GIVEN INSTRUCTION: List each line of the data in which the string "status" appears.

EXTRACTED RECORDS:
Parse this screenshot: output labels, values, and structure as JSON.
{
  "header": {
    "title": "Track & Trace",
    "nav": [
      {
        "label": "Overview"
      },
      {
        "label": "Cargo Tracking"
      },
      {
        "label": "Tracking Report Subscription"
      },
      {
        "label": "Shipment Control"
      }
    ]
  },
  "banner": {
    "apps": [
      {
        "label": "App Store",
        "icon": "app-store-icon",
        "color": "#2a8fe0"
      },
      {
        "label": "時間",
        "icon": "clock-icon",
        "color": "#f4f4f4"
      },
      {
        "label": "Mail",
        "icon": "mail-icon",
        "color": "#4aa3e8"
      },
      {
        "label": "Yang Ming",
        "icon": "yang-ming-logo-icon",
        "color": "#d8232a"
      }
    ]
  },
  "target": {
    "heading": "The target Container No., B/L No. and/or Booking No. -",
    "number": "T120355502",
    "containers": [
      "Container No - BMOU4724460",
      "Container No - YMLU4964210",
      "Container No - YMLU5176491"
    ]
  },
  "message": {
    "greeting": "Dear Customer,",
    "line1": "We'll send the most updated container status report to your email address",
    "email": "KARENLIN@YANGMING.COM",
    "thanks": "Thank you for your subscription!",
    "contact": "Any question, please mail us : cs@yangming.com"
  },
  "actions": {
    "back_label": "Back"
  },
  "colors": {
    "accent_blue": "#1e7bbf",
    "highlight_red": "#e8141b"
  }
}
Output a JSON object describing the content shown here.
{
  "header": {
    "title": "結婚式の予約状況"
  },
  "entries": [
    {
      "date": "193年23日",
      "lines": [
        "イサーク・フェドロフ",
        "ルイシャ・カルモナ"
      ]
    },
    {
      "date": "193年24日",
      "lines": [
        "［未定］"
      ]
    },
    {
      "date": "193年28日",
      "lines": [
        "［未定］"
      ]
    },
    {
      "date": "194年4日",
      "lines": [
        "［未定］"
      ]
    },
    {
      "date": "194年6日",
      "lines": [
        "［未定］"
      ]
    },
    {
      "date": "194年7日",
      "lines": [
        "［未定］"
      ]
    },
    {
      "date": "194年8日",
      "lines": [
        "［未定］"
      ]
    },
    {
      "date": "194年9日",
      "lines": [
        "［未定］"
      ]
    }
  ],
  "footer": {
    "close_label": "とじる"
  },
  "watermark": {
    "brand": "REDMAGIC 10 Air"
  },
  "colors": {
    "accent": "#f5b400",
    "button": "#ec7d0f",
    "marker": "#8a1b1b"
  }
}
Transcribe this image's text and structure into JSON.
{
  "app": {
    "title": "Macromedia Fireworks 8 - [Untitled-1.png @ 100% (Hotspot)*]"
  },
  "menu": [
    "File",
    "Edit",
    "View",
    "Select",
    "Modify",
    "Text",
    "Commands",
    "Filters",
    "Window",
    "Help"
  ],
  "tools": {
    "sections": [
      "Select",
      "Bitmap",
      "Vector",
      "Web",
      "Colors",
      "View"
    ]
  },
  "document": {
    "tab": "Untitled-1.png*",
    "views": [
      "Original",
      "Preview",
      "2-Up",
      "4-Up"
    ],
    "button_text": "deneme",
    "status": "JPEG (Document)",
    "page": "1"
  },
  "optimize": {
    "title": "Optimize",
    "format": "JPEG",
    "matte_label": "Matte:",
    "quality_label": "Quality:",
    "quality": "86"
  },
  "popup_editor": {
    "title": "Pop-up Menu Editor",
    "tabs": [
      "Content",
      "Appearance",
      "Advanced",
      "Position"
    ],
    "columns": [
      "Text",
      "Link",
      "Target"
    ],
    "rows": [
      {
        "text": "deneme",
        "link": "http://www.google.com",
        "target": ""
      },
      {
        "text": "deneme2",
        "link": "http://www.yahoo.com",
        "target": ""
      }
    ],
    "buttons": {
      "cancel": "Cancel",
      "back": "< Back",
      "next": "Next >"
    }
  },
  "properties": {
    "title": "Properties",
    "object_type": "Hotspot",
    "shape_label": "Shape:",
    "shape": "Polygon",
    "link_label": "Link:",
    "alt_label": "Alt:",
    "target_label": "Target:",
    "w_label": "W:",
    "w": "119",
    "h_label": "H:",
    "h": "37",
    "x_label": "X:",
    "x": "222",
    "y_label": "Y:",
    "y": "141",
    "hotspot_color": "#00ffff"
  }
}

FINISHED EXERCISE:
    "line1": "We'll send the most updated container status report to your email address",
    "status": "JPEG (Document)",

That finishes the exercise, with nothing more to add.